§ **GIVEN TASK**
Beneath this task is a listing. State how many of its lines include the string "hodowli", giving nothing but the number.
* begin DATA LISTING *
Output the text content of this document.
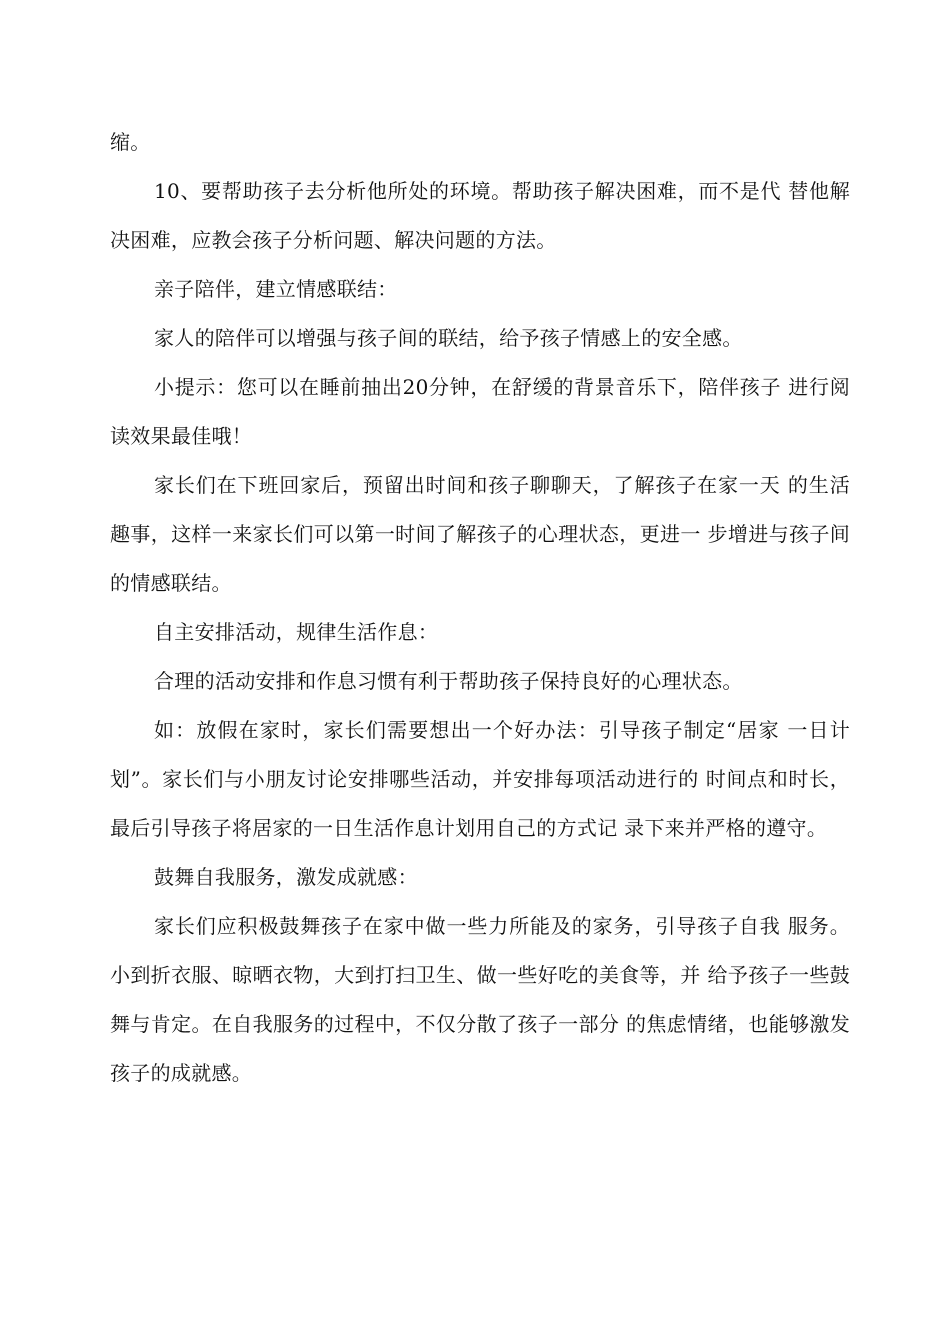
缩。

10、要帮助孩子去分析他所处的环境。帮助孩子解决困难，而不是代 替他解决困难，应教会孩子分析问题、解决问题的方法。

亲子陪伴，建立情感联结：

家人的陪伴可以增强与孩子间的联结，给予孩子情感上的安全感。

小提示：您可以在睡前抽出20分钟，在舒缓的背景音乐下，陪伴孩子 进行阅读效果最佳哦！

家长们在下班回家后，预留出时间和孩子聊聊天，了解孩子在家一天 的生活趣事，这样一来家长们可以第一时间了解孩子的心理状态，更进一 步增进与孩子间的情感联结。

自主安排活动，规律生活作息：

合理的活动安排和作息习惯有利于帮助孩子保持良好的心理状态。

如：放假在家时，家长们需要想出一个好办法：引导孩子制定“居家 一日计划”。家长们与小朋友讨论安排哪些活动，并安排每项活动进行的 时间点和时长，最后引导孩子将居家的一日生活作息计划用自己的方式记 录下来并严格的遵守。

鼓舞自我服务，激发成就感：

家长们应积极鼓舞孩子在家中做一些力所能及的家务，引导孩子自我 服务。小到折衣服、晾晒衣物，大到打扫卫生、做一些好吃的美食等，并 给予孩子一些鼓舞与肯定。在自我服务的过程中，不仅分散了孩子一部分 的焦虑情绪，也能够激发孩子的成就感。
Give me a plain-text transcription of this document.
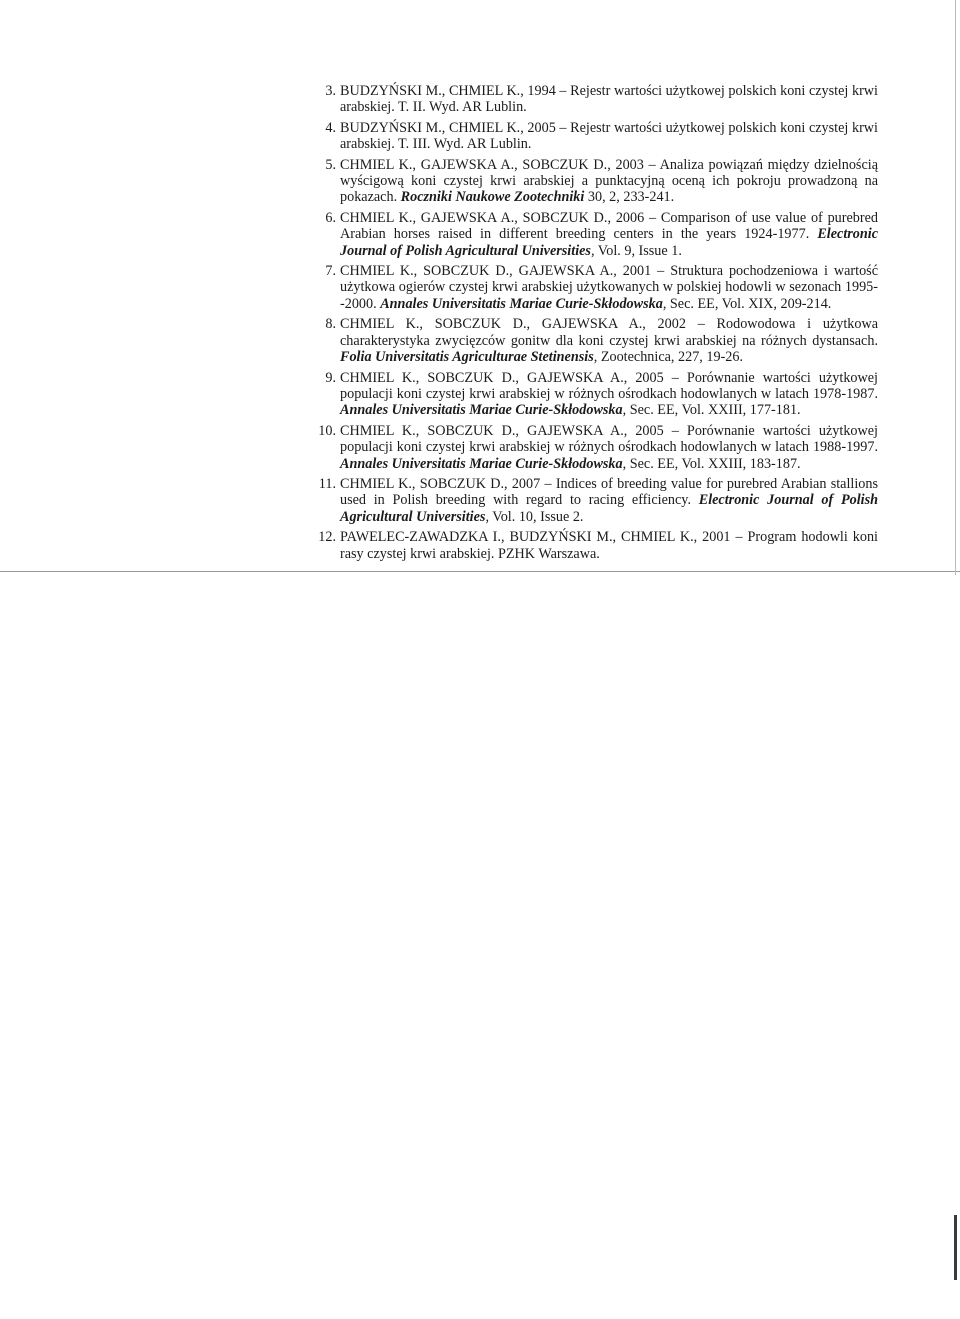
3 . BUDZYŃSKI M., CHMIEL K., 1994 – Rejestr wartości użytkowej polskich koni czystej krwi arabskiej. T. II. Wyd. AR Lublin.
4 . BUDZYŃSKI M., CHMIEL K., 2005 – Rejestr wartości użytkowej polskich koni czystej krwi arabskiej. T. III. Wyd. AR Lublin.
5 . CHMIEL K., GAJEWSKA A., SOBCZUK D., 2003 – Analiza powiązań między dzielnością wyścigową koni czystej krwi arabskiej a punktacyjną oceną ich pokroju prowadzoną na pokazach. Roczniki Naukowe Zootechniki 30, 2, 233-241.
6 . CHMIEL K., GAJEWSKA A., SOBCZUK D., 2006 – Comparison of use value of purebred Arabian horses raised in different breeding centers in the years 1924-1977. Electronic Journal of Polish Agricultural Universities, Vol. 9, Issue 1.
7 . CHMIEL K., SOBCZUK D., GAJEWSKA A., 2001 – Struktura pochodzeniowa i wartość użytkowa ogierów czystej krwi arabskiej użytkowanych w polskiej hodowli w sezonach 1995--2000. Annales Universitatis Mariae Curie-Skłodowska, Sec. EE, Vol. XIX, 209-214.
8 . CHMIEL K., SOBCZUK D., GAJEWSKA A., 2002 – Rodowodowa i użytkowa charakterystyka zwycięzców gonitw dla koni czystej krwi arabskiej na różnych dystansach. Folia Universitatis Agriculturae Stetinensis, Zootechnica, 227, 19-26.
9 . CHMIEL K., SOBCZUK D., GAJEWSKA A., 2005 – Porównanie wartości użytkowej populacji koni czystej krwi arabskiej w różnych ośrodkach hodowlanych w latach 1978-1987. Annales Universitatis Mariae Curie-Skłodowska, Sec. EE, Vol. XXIII, 177-181.
10 . CHMIEL K., SOBCZUK D., GAJEWSKA A., 2005 – Porównanie wartości użytkowej populacji koni czystej krwi arabskiej w różnych ośrodkach hodowlanych w latach 1988-1997. Annales Universitatis Mariae Curie-Skłodowska, Sec. EE, Vol. XXIII, 183-187.
11 . CHMIEL K., SOBCZUK D., 2007 – Indices of breeding value for purebred Arabian stallions used in Polish breeding with regard to racing efficiency. Electronic Journal of Polish Agricultural Universities, Vol. 10, Issue 2.
12 . PAWELEC-ZAWADZKA I., BUDZYŃSKI M., CHMIEL K., 2001 – Program hodowli koni rasy czystej krwi arabskiej. PZHK Warszawa.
* end DATA LISTING *
§ **SOLUTION FOR THIS EXERCISE**
2